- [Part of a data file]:
+--

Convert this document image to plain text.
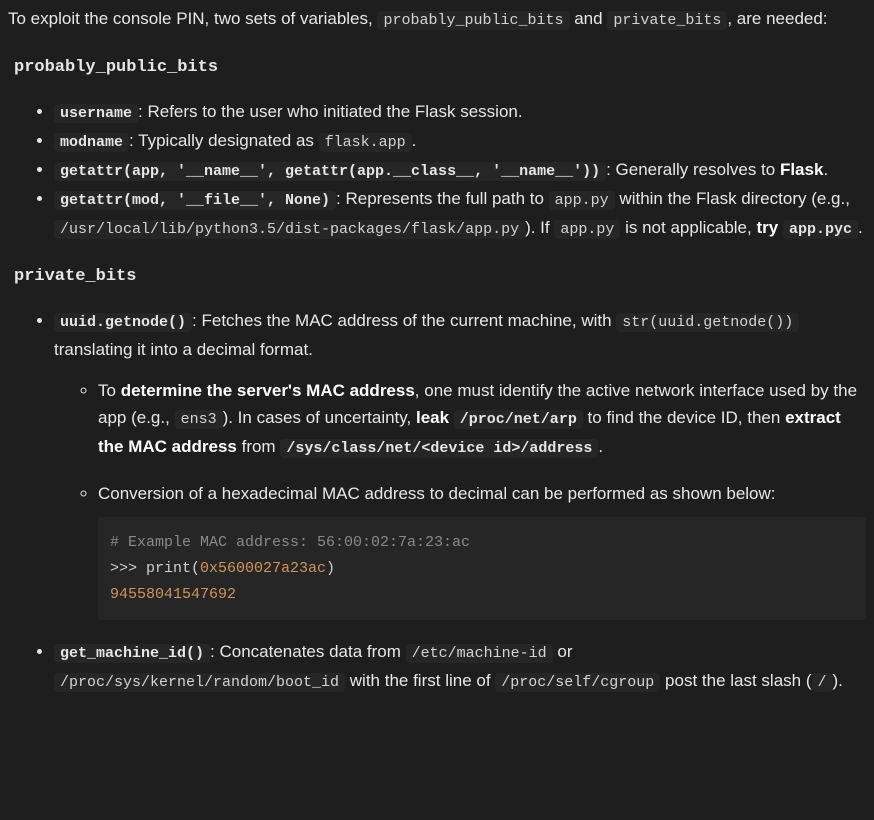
To exploit the console PIN, two sets of variables, probably_public_bits and private_bits , are needed:

probably_public_bits
• username : Refers to the user who initiated the Flask session.
• modname : Typically designated as flask.app .
• getattr(app, '__name__', getattr(app.__class__, '__name__')) : Generally resolves to Flask.
• getattr(mod, '__file__', None) : Represents the full path to app.py within the Flask directory (e.g., /usr/local/lib/python3.5/dist-packages/flask/app.py ). If app.py is not applicable, try app.pyc .
private_bits
• uuid.getnode() : Fetches the MAC address of the current machine, with str(uuid.getnode()) translating it into a decimal format.
◦ To determine the server's MAC address, one must identify the active network interface used by the app (e.g., ens3 ). In cases of uncertainty, leak /proc/net/arp to find the device ID, then extract the MAC address from /sys/class/net/<device id>/address .
◦ Conversion of a hexadecimal MAC address to decimal can be performed as shown below:
# Example MAC address: 56:00:02:7a:23:ac
>>> print(0x5600027a23ac)
94558041547692
• get_machine_id() : Concatenates data from /etc/machine-id or /proc/sys/kernel/random/boot_id with the first line of /proc/self/cgroup post the last slash ( / ).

+--

- [Aim of the task]: What is the number of lines in the data that hold the word "getattr"? Reply with that number and nothing else.

- [Exercise result]: 2